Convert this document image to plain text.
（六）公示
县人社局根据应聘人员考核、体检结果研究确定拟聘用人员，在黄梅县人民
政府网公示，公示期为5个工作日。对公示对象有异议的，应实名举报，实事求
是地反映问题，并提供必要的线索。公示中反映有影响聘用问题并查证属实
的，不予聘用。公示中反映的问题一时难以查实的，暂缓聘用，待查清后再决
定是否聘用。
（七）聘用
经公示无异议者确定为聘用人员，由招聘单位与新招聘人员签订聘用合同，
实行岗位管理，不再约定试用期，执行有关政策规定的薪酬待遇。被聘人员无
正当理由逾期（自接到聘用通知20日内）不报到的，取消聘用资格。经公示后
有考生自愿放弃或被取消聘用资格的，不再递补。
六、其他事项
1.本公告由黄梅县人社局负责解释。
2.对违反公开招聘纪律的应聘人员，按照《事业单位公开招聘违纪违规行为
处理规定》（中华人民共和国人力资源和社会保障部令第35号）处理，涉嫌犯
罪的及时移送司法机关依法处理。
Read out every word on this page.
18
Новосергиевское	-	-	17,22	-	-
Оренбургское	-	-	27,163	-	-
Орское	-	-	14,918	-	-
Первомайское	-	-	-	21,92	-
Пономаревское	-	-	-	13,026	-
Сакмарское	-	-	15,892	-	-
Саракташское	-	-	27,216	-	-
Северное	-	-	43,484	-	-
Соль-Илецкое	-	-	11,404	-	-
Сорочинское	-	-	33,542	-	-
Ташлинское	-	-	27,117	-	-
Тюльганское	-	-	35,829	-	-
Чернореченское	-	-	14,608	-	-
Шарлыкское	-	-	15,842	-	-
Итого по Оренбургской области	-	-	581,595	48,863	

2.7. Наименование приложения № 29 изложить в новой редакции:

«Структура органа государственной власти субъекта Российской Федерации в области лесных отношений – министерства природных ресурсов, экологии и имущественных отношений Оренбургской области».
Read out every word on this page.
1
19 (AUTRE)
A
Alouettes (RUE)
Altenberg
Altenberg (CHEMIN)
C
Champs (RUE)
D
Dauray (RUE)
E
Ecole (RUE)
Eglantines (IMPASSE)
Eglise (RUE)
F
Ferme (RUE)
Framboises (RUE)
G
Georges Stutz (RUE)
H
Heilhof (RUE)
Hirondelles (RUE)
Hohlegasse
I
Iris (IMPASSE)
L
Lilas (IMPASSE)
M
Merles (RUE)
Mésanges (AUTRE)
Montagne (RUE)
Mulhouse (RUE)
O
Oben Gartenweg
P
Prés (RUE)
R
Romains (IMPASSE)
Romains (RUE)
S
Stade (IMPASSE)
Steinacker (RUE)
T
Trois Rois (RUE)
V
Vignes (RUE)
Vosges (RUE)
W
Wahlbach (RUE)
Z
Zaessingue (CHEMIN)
________________
__Problem requirements__. Set down every line of the listing above again, exactly as given.

__Exercise response__.
Convert this document image to plain text.
（六）公示
县人社局根据应聘人员考核、体检结果研究确定拟聘用人员，在黄梅县人民
政府网公示，公示期为5个工作日。对公示对象有异议的，应实名举报，实事求
是地反映问题，并提供必要的线索。公示中反映有影响聘用问题并查证属实
的，不予聘用。公示中反映的问题一时难以查实的，暂缓聘用，待查清后再决
定是否聘用。
（七）聘用
经公示无异议者确定为聘用人员，由招聘单位与新招聘人员签订聘用合同，
实行岗位管理，不再约定试用期，执行有关政策规定的薪酬待遇。被聘人员无
正当理由逾期（自接到聘用通知20日内）不报到的，取消聘用资格。经公示后
有考生自愿放弃或被取消聘用资格的，不再递补。
六、其他事项
1.本公告由黄梅县人社局负责解释。
2.对违反公开招聘纪律的应聘人员，按照《事业单位公开招聘违纪违规行为
处理规定》（中华人民共和国人力资源和社会保障部令第35号）处理，涉嫌犯
罪的及时移送司法机关依法处理。
Read out every word on this page.
18
Новосергиевское	-	-	17,22	-	-
Оренбургское	-	-	27,163	-	-
Орское	-	-	14,918	-	-
Первомайское	-	-	-	21,92	-
Пономаревское	-	-	-	13,026	-
Сакмарское	-	-	15,892	-	-
Саракташское	-	-	27,216	-	-
Северное	-	-	43,484	-	-
Соль-Илецкое	-	-	11,404	-	-
Сорочинское	-	-	33,542	-	-
Ташлинское	-	-	27,117	-	-
Тюльганское	-	-	35,829	-	-
Чернореченское	-	-	14,608	-	-
Шарлыкское	-	-	15,842	-	-
Итого по Оренбургской области	-	-	581,595	48,863	

2.7. Наименование приложения № 29 изложить в новой редакции:

«Структура органа государственной власти субъекта Российской Федерации в области лесных отношений – министерства природных ресурсов, экологии и имущественных отношений Оренбургской области».
Read out every word on this page.
1
19 (AUTRE)
A
Alouettes (RUE)
Altenberg
Altenberg (CHEMIN)
C
Champs (RUE)
D
Dauray (RUE)
E
Ecole (RUE)
Eglantines (IMPASSE)
Eglise (RUE)
F
Ferme (RUE)
Framboises (RUE)
G
Georges Stutz (RUE)
H
Heilhof (RUE)
Hirondelles (RUE)
Hohlegasse
I
Iris (IMPASSE)
L
Lilas (IMPASSE)
M
Merles (RUE)
Mésanges (AUTRE)
Montagne (RUE)
Mulhouse (RUE)
O
Oben Gartenweg
P
Prés (RUE)
R
Romains (IMPASSE)
Romains (RUE)
S
Stade (IMPASSE)
Steinacker (RUE)
T
Trois Rois (RUE)
V
Vignes (RUE)
Vosges (RUE)
W
Wahlbach (RUE)
Z
Zaessingue (CHEMIN)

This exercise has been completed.